--- start of Material provided ---

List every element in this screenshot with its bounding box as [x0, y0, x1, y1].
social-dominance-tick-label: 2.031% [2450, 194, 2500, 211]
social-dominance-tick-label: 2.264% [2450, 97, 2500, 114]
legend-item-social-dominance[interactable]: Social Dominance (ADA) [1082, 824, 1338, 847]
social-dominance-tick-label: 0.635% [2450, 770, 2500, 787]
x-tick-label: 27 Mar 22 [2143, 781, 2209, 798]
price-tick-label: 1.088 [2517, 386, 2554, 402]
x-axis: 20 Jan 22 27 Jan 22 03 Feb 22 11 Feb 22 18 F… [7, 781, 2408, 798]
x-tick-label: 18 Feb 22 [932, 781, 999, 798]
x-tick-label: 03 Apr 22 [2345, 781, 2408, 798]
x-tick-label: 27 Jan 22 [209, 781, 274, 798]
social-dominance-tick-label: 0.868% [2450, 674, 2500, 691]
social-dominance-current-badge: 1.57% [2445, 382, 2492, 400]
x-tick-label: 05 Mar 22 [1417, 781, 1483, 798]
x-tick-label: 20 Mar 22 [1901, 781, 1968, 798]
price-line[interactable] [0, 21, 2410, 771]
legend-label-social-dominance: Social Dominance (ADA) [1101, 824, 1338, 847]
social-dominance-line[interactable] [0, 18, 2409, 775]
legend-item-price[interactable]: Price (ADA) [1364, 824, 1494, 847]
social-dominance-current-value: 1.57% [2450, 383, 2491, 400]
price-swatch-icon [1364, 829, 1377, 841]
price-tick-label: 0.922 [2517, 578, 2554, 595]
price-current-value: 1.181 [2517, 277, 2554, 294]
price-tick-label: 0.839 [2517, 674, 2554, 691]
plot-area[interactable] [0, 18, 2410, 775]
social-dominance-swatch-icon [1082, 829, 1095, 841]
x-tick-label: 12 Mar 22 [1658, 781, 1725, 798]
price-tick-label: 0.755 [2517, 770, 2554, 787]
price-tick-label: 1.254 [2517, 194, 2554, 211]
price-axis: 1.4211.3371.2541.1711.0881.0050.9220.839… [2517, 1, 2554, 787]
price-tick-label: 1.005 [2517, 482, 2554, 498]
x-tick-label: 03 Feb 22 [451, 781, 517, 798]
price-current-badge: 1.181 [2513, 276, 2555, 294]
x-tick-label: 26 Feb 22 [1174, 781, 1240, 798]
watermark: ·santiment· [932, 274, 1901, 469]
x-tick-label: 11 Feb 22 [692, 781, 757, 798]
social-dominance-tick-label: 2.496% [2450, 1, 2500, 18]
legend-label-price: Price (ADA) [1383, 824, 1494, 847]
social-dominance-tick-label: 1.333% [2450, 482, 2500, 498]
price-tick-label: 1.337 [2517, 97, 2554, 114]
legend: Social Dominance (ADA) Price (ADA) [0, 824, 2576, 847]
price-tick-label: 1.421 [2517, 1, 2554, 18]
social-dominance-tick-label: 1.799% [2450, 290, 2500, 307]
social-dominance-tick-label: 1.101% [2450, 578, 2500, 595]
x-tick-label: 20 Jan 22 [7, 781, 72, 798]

--- end of Material provided ---

--- Job ---
Can you reproduce the data word for word, from its first line through the line containing "social-dominance-tick-label: 2.264% [2450, 97, 2500, 114]"?

--- Task output ---
List every element in this screenshot with its bounding box as [x0, y0, x1, y1].
social-dominance-tick-label: 2.031% [2450, 194, 2500, 211]
social-dominance-tick-label: 2.264% [2450, 97, 2500, 114]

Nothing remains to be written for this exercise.